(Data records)
——

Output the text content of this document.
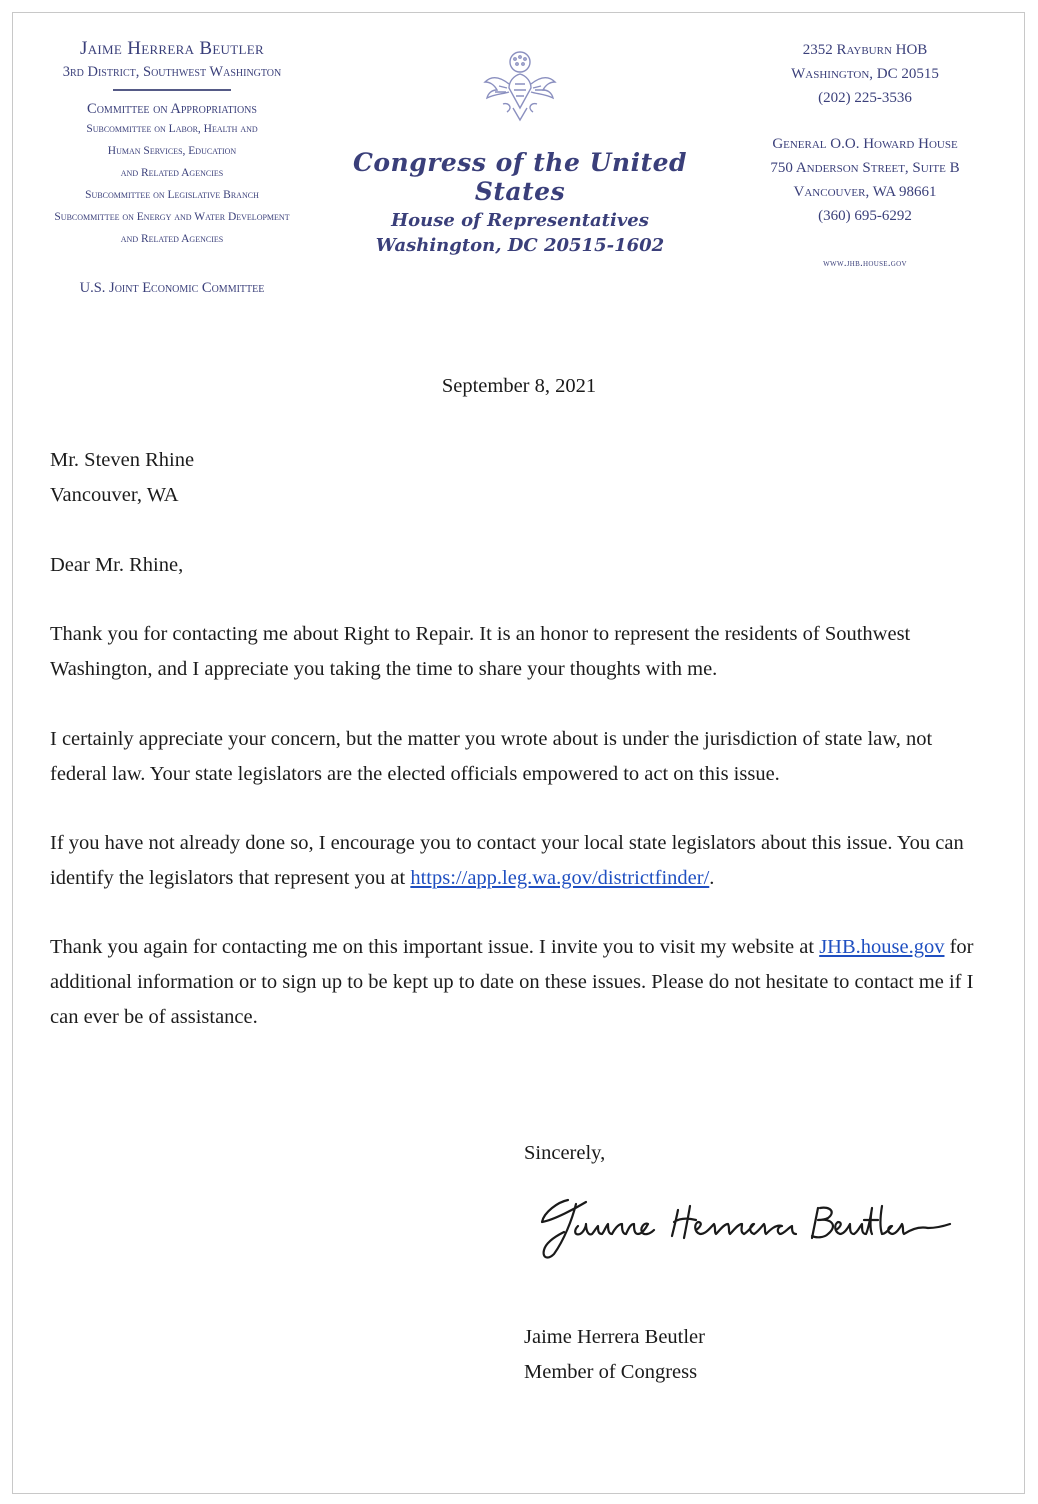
Jaime Herrera Beutler
3rd District, Southwest Washington
Committee on Appropriations
Subcommittee on Labor, Health and
Human Services, Education
and Related Agencies
Subcommittee on Legislative Branch
Subcommittee on Energy and Water Development
and Related Agencies
U.S. Joint Economic Committee
Congress of the United States
House of Representatives
Washington, DC 20515-1602
2352 Rayburn HOB
Washington, DC 20515
(202) 225-3536
General O.O. Howard House
750 Anderson Street, Suite B
Vancouver, WA 98661
(360) 695-6292
www.jhb.house.gov
September 8, 2021
Mr. Steven Rhine
Vancouver, WA
Dear Mr. Rhine,
Thank you for contacting me about Right to Repair. It is an honor to represent the residents of Southwest Washington, and I appreciate you taking the time to share your thoughts with me.
I certainly appreciate your concern, but the matter you wrote about is under the jurisdiction of state law, not federal law. Your state legislators are the elected officials empowered to act on this issue.
If you have not already done so, I encourage you to contact your local state legislators about this issue. You can identify the legislators that represent you at https://app.leg.wa.gov/districtfinder/.
Thank you again for contacting me on this important issue. I invite you to visit my website at JHB.house.gov for additional information or to sign up to be kept up to date on these issues. Please do not hesitate to contact me if I can ever be of assistance.
Sincerely,
Jaime Herrera Beutler
Member of Congress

——

The problem:
The records above are to be restated exactly, without their pictures.

Output:
Output the text content of this document.
Jaime Herrera Beutler
3rd District, Southwest Washington
Committee on Appropriations
Subcommittee on Labor, Health and
Human Services, Education
and Related Agencies
Subcommittee on Legislative Branch
Subcommittee on Energy and Water Development
and Related Agencies
U.S. Joint Economic Committee
Congress of the United States
House of Representatives
Washington, DC 20515-1602
2352 Rayburn HOB
Washington, DC 20515
(202) 225-3536
General O.O. Howard House
750 Anderson Street, Suite B
Vancouver, WA 98661
(360) 695-6292
www.jhb.house.gov
September 8, 2021
Mr. Steven Rhine
Vancouver, WA
Dear Mr. Rhine,
Thank you for contacting me about Right to Repair. It is an honor to represent the residents of Southwest Washington, and I appreciate you taking the time to share your thoughts with me.
I certainly appreciate your concern, but the matter you wrote about is under the jurisdiction of state law, not federal law. Your state legislators are the elected officials empowered to act on this issue.
If you have not already done so, I encourage you to contact your local state legislators about this issue. You can identify the legislators that represent you at https://app.leg.wa.gov/districtfinder/.
Thank you again for contacting me on this important issue. I invite you to visit my website at JHB.house.gov for additional information or to sign up to be kept up to date on these issues. Please do not hesitate to contact me if I can ever be of assistance.
Sincerely,
Jaime Herrera Beutler
Member of Congress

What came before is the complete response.